What you need to do:
a – From the article on the Al-Zour contract, rewrite the passage starting with "As part of the contract, McDermott" and going on through "site once completed.", replacing "McDermott" with "the contractor" wherever it occurs.
b – Answer these questions using the article on the Al-Zour contract:
(i) How much polymer-grade propylene will the LPR-OCT unit produce each year?
(ii) In which backlog will the contract be reflected?
(iii) By when are the pipelines delivering feedstock to the refinery to be ready?

Page text:
=-=-=
As part of the contract, McDermott will deliver basic engineering, technology licensing, and catalyst for an integrated low-pressure recovery (LPR) and olefins conversion technology (OCT) unit at the complex as part of the site’s broader petrochemical refinery integration project (PRIZe), which will add a gasoline block, an aromatics block, OCT unit, polypropylene units, as well as associated utility and offsite installations to the existing refinery site, the service provider said.

Once completed, the LPR-OCT unit will produce 330,000 tonnes/year of polymer-grade propylene using refinery by-product streams, according to McDermott.

The new PRIZe units will be closely integrated with the refinery and LNG projects, which will be operated as an integrated site once completed.

While McDermott did not disclose a specific value of the order, the company said the contract would be reflected in its first-quarter 2019 backlog.

KIPIC most recently said the first unit of the Al-Zour integrated complex is scheduled to be completed by May 2019, with pipelines for delivery of feedstock to the refinery to be ready by October 2019 (OGJ Online, Nov. 1, 2018; Jan. 22, 2018).
=-=-=
[Source data]
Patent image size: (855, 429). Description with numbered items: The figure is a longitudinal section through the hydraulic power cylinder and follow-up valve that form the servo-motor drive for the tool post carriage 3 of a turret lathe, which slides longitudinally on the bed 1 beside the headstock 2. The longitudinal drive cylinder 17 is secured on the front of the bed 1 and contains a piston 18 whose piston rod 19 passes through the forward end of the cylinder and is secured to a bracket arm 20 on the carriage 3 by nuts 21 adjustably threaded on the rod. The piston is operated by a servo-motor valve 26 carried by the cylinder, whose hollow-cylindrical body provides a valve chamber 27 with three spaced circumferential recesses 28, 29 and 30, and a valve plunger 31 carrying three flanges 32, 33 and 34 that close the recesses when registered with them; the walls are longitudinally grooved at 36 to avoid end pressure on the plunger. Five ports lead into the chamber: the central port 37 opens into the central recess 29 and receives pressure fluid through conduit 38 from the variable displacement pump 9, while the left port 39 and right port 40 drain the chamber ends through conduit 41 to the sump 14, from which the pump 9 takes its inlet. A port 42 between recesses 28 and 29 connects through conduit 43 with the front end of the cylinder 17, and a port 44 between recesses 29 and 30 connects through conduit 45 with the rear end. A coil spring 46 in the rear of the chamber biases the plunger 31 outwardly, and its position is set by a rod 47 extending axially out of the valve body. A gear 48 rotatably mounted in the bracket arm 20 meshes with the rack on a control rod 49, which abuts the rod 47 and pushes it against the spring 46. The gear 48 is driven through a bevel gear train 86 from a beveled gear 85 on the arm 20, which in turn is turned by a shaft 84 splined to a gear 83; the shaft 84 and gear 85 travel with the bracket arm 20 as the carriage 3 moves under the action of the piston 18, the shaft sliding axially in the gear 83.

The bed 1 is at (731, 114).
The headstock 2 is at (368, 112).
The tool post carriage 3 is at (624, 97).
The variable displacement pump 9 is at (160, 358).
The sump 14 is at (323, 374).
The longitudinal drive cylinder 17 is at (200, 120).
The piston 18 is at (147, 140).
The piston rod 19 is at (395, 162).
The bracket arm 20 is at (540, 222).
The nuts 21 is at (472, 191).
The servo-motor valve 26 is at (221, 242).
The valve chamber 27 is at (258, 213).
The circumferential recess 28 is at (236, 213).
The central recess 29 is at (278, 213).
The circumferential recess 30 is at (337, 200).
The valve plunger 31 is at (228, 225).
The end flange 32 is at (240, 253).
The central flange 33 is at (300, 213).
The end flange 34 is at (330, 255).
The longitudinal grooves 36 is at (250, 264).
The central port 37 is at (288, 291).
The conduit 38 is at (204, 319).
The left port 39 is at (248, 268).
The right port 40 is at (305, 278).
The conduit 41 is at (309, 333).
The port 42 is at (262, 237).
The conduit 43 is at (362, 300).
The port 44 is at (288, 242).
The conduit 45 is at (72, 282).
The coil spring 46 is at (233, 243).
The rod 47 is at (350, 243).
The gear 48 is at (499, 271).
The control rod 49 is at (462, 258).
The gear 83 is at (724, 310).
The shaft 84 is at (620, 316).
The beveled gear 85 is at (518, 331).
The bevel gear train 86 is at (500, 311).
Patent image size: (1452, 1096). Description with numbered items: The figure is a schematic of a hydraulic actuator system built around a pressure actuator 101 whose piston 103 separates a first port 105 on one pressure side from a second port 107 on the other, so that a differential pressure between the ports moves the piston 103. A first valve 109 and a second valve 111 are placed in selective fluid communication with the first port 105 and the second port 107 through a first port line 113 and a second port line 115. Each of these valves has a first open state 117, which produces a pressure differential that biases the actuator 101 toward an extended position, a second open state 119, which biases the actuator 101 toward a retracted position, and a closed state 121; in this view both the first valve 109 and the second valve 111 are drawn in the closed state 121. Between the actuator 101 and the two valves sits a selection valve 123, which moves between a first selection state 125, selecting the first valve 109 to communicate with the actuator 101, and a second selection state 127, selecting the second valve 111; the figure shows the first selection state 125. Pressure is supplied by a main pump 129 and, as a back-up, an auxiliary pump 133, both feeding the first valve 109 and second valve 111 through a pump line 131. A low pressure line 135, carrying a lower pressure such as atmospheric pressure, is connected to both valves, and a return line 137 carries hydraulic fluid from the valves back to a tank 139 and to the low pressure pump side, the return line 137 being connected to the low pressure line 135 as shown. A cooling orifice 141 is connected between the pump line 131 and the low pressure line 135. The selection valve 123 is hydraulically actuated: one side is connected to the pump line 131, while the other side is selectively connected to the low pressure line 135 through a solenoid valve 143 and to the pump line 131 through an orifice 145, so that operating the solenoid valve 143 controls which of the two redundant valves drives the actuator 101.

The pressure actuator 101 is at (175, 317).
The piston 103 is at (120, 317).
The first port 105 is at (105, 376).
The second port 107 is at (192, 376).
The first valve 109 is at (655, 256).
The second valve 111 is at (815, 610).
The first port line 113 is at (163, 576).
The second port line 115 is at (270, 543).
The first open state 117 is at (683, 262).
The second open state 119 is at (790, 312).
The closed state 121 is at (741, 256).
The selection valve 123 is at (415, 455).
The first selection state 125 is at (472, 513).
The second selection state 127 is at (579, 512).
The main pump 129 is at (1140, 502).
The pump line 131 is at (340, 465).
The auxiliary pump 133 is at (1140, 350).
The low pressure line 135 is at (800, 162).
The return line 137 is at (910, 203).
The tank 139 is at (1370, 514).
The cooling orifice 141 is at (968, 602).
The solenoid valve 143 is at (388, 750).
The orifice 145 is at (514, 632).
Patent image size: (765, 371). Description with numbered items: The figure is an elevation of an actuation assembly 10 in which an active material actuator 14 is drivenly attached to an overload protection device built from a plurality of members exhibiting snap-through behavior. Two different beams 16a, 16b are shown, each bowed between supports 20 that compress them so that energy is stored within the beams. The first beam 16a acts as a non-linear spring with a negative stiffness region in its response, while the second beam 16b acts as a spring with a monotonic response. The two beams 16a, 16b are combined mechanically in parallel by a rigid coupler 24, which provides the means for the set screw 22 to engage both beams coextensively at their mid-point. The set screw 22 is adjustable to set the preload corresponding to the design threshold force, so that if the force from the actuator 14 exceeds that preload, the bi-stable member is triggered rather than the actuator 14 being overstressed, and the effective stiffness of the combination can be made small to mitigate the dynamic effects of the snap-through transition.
=-=-=
Answers to the exercises:
a –
As part of the contract, the contractor will deliver basic engineering, technology licensing, and catalyst for an integrated low-pressure recovery (LPR) and olefins conversion technology (OCT) unit at the complex as part of the site’s broader petrochemical refinery integration project (PRIZe), which will add a gasoline block, an aromatics block, OCT unit, polypropylene units, as well as associated utility and offsite installations to the existing refinery site, the service provider said.

Once completed, the LPR-OCT unit will produce 330,000 tonnes/year of polymer-grade propylene using refinery by-product streams, according to the contractor.

The new PRIZe units will be closely integrated with the refinery and LNG projects, which will be operated as an integrated site once completed.

b –
(i) 330,000 tonnes/year
(ii) Its first-quarter 2019 backlog
(iii) By October 2019